## BEGIN Stored data

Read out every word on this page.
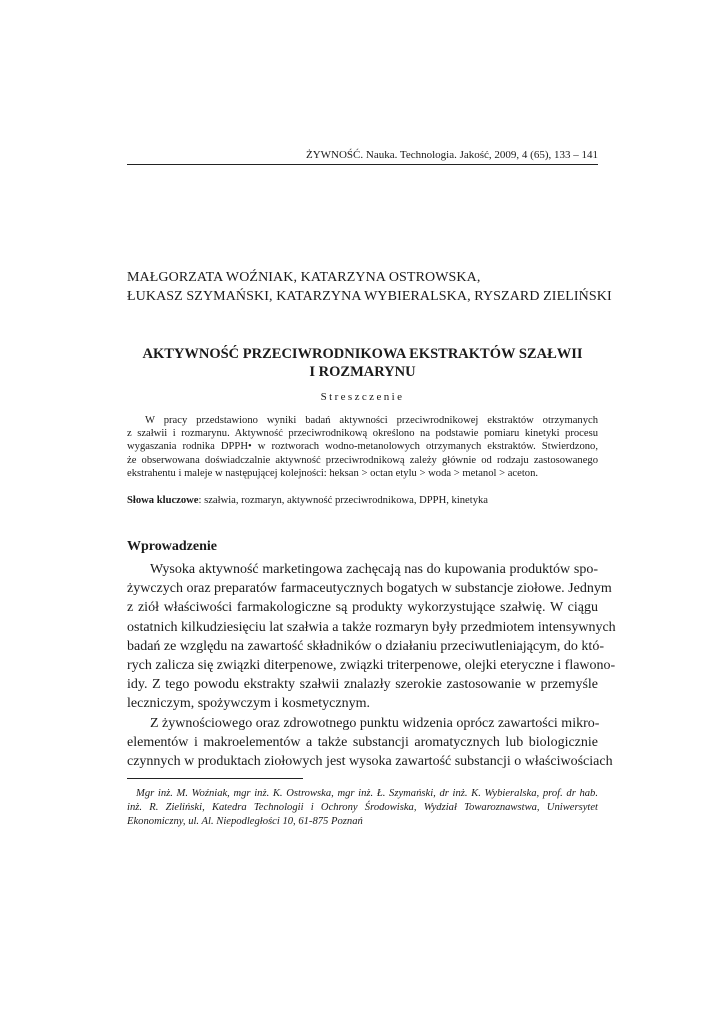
ŻYWNOŚĆ. Nauka. Technologia. Jakość, 2009, 4 (65), 133 – 141
MAŁGORZATA WOŹNIAK, KATARZYNA OSTROWSKA,
ŁUKASZ SZYMAŃSKI, KATARZYNA WYBIERALSKA, RYSZARD ZIELIŃSKI
AKTYWNOŚĆ PRZECIWRODNIKOWA EKSTRAKTÓW SZAŁWII
I ROZMARYNU
Streszczenie
W pracy przedstawiono wyniki badań aktywności przeciwrodnikowej ekstraktów otrzymanych
z szałwii i rozmarynu. Aktywność przeciwrodnikową określono na podstawie pomiaru kinetyki procesu
wygaszania rodnika DPPH• w roztworach wodno-metanolowych otrzymanych ekstraktów. Stwierdzono,
że obserwowana doświadczalnie aktywność przeciwrodnikową zależy głównie od rodzaju zastosowanego
ekstrahentu i maleje w następującej kolejności: heksan > octan etylu > woda > metanol > aceton.
Słowa kluczowe: szałwia, rozmaryn, aktywność przeciwrodnikowa, DPPH, kinetyka
Wprowadzenie
Wysoka aktywność marketingowa zachęcają nas do kupowania produktów spo-
żywczych oraz preparatów farmaceutycznych bogatych w substancje ziołowe. Jednym
z ziół właściwości farmakologiczne są produkty wykorzystujące szałwię. W ciągu
ostatnich kilkudziesięciu lat szałwia a także rozmaryn były przedmiotem intensywnych
badań ze względu na zawartość składników o działaniu przeciwutleniającym, do któ-
rych zalicza się związki diterpenowe, związki triterpenowe, olejki eteryczne i flawono-
idy. Z tego powodu ekstrakty szałwii znalazły szerokie zastosowanie w przemyśle
leczniczym, spożywczym i kosmetycznym.
Z żywnościowego oraz zdrowotnego punktu widzenia oprócz zawartości mikro-
elementów i makroelementów a także substancji aromatycznych lub biologicznie
czynnych w produktach ziołowych jest wysoka zawartość substancji o właściwościach
Mgr inż. M. Woźniak, mgr inż. K. Ostrowska, mgr inż. Ł. Szymański, dr inż. K. Wybieralska, prof. dr hab.
inż. R. Zieliński, Katedra Technologii i Ochrony Środowiska, Wydział Towaroznawstwa, Uniwersytet
Ekonomiczny, ul. Al. Niepodległości 10, 61-875 Poznań
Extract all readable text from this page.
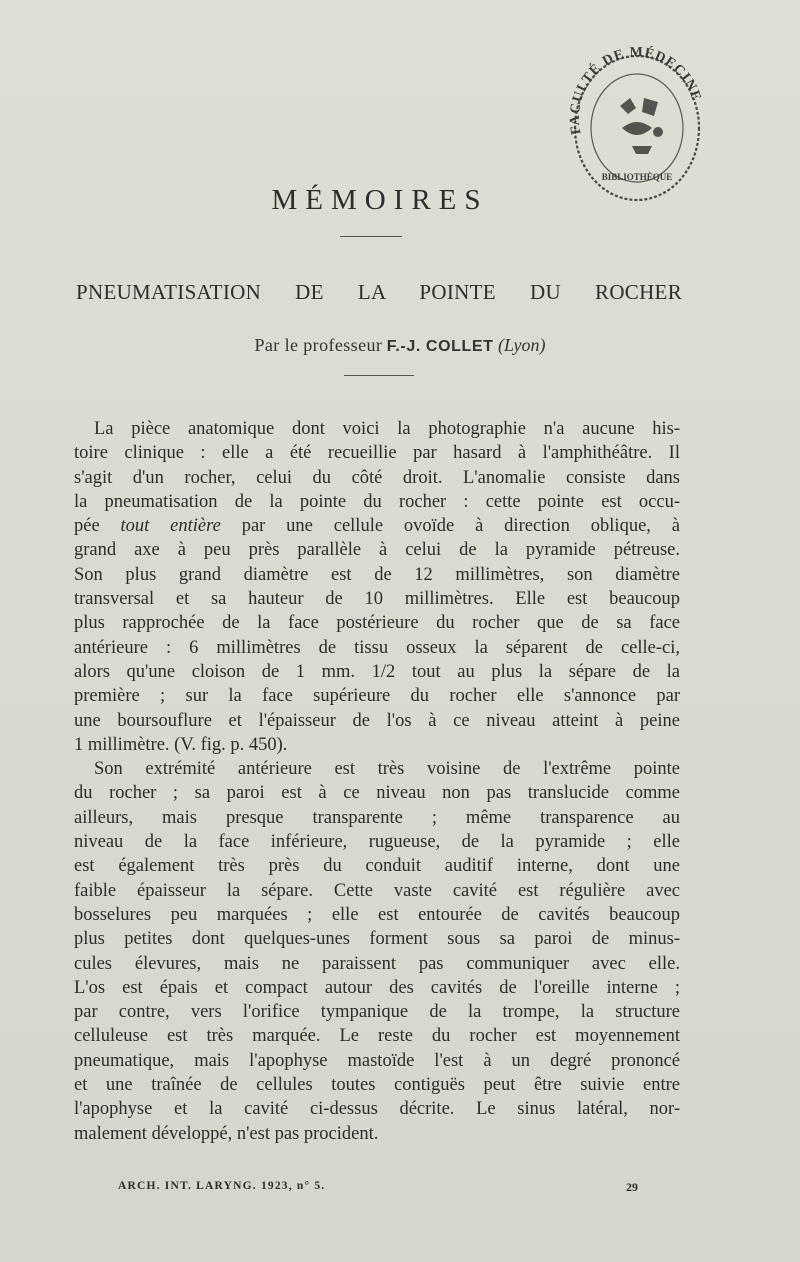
FACULTÉ DE MÉDECINE
BIBLIOTHÈQUE
MÉMOIRES
PNEUMATISATION DE LA POINTE DU ROCHER
Par le professeur F.-J. COLLET (Lyon)
La pièce anatomique dont voici la photographie n'a aucune his-
toire clinique : elle a été recueillie par hasard à l'amphithéâtre. Il
s'agit d'un rocher, celui du côté droit. L'anomalie consiste dans
la pneumatisation de la pointe du rocher : cette pointe est occu-
pée tout entière par une cellule ovoïde à direction oblique, à
grand axe à peu près parallèle à celui de la pyramide pétreuse.
Son plus grand diamètre est de 12 millimètres, son diamètre
transversal et sa hauteur de 10 millimètres. Elle est beaucoup
plus rapprochée de la face postérieure du rocher que de sa face
antérieure : 6 millimètres de tissu osseux la séparent de celle-ci,
alors qu'une cloison de 1 mm. 1/2 tout au plus la sépare de la
première ; sur la face supérieure du rocher elle s'annonce par
une boursouflure et l'épaisseur de l'os à ce niveau atteint à peine
1 millimètre. (V. fig. p. 450).
Son extrémité antérieure est très voisine de l'extrême pointe
du rocher ; sa paroi est à ce niveau non pas translucide comme
ailleurs, mais presque transparente ; même transparence au
niveau de la face inférieure, rugueuse, de la pyramide ; elle
est également très près du conduit auditif interne, dont une
faible épaisseur la sépare. Cette vaste cavité est régulière avec
bosselures peu marquées ; elle est entourée de cavités beaucoup
plus petites dont quelques-unes forment sous sa paroi de minus-
cules élevures, mais ne paraissent pas communiquer avec elle.
L'os est épais et compact autour des cavités de l'oreille interne ;
par contre, vers l'orifice tympanique de la trompe, la structure
celluleuse est très marquée. Le reste du rocher est moyennement
pneumatique, mais l'apophyse mastoïde l'est à un degré prononcé
et une traînée de cellules toutes contiguës peut être suivie entre
l'apophyse et la cavité ci-dessus décrite. Le sinus latéral, nor-
malement développé, n'est pas procident.
ARCH. INT. LARYNG. 1923, n° 5.	29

## END Stored data

• **Given instruction**: Copy out every line of the material above exactly, skipping the pictures.

• **Response**:
Read out every word on this page.
ŻYWNOŚĆ. Nauka. Technologia. Jakość, 2009, 4 (65), 133 – 141
MAŁGORZATA WOŹNIAK, KATARZYNA OSTROWSKA,
ŁUKASZ SZYMAŃSKI, KATARZYNA WYBIERALSKA, RYSZARD ZIELIŃSKI
AKTYWNOŚĆ PRZECIWRODNIKOWA EKSTRAKTÓW SZAŁWII
I ROZMARYNU
Streszczenie
W pracy przedstawiono wyniki badań aktywności przeciwrodnikowej ekstraktów otrzymanych
z szałwii i rozmarynu. Aktywność przeciwrodnikową określono na podstawie pomiaru kinetyki procesu
wygaszania rodnika DPPH• w roztworach wodno-metanolowych otrzymanych ekstraktów. Stwierdzono,
że obserwowana doświadczalnie aktywność przeciwrodnikową zależy głównie od rodzaju zastosowanego
ekstrahentu i maleje w następującej kolejności: heksan > octan etylu > woda > metanol > aceton.
Słowa kluczowe: szałwia, rozmaryn, aktywność przeciwrodnikowa, DPPH, kinetyka
Wprowadzenie
Wysoka aktywność marketingowa zachęcają nas do kupowania produktów spo-
żywczych oraz preparatów farmaceutycznych bogatych w substancje ziołowe. Jednym
z ziół właściwości farmakologiczne są produkty wykorzystujące szałwię. W ciągu
ostatnich kilkudziesięciu lat szałwia a także rozmaryn były przedmiotem intensywnych
badań ze względu na zawartość składników o działaniu przeciwutleniającym, do któ-
rych zalicza się związki diterpenowe, związki triterpenowe, olejki eteryczne i flawono-
idy. Z tego powodu ekstrakty szałwii znalazły szerokie zastosowanie w przemyśle
leczniczym, spożywczym i kosmetycznym.
Z żywnościowego oraz zdrowotnego punktu widzenia oprócz zawartości mikro-
elementów i makroelementów a także substancji aromatycznych lub biologicznie
czynnych w produktach ziołowych jest wysoka zawartość substancji o właściwościach
Mgr inż. M. Woźniak, mgr inż. K. Ostrowska, mgr inż. Ł. Szymański, dr inż. K. Wybieralska, prof. dr hab.
inż. R. Zieliński, Katedra Technologii i Ochrony Środowiska, Wydział Towaroznawstwa, Uniwersytet
Ekonomiczny, ul. Al. Niepodległości 10, 61-875 Poznań
Extract all readable text from this page.
FACULTÉ DE MÉDECINE
BIBLIOTHÈQUE
MÉMOIRES
PNEUMATISATION DE LA POINTE DU ROCHER
Par le professeur F.-J. COLLET (Lyon)
La pièce anatomique dont voici la photographie n'a aucune his-
toire clinique : elle a été recueillie par hasard à l'amphithéâtre. Il
s'agit d'un rocher, celui du côté droit. L'anomalie consiste dans
la pneumatisation de la pointe du rocher : cette pointe est occu-
pée tout entière par une cellule ovoïde à direction oblique, à
grand axe à peu près parallèle à celui de la pyramide pétreuse.
Son plus grand diamètre est de 12 millimètres, son diamètre
transversal et sa hauteur de 10 millimètres. Elle est beaucoup
plus rapprochée de la face postérieure du rocher que de sa face
antérieure : 6 millimètres de tissu osseux la séparent de celle-ci,
alors qu'une cloison de 1 mm. 1/2 tout au plus la sépare de la
première ; sur la face supérieure du rocher elle s'annonce par
une boursouflure et l'épaisseur de l'os à ce niveau atteint à peine
1 millimètre. (V. fig. p. 450).
Son extrémité antérieure est très voisine de l'extrême pointe
du rocher ; sa paroi est à ce niveau non pas translucide comme
ailleurs, mais presque transparente ; même transparence au
niveau de la face inférieure, rugueuse, de la pyramide ; elle
est également très près du conduit auditif interne, dont une
faible épaisseur la sépare. Cette vaste cavité est régulière avec
bosselures peu marquées ; elle est entourée de cavités beaucoup
plus petites dont quelques-unes forment sous sa paroi de minus-
cules élevures, mais ne paraissent pas communiquer avec elle.
L'os est épais et compact autour des cavités de l'oreille interne ;
par contre, vers l'orifice tympanique de la trompe, la structure
celluleuse est très marquée. Le reste du rocher est moyennement
pneumatique, mais l'apophyse mastoïde l'est à un degré prononcé
et une traînée de cellules toutes contiguës peut être suivie entre
l'apophyse et la cavité ci-dessus décrite. Le sinus latéral, nor-
malement développé, n'est pas procident.
ARCH. INT. LARYNG. 1923, n° 5.	29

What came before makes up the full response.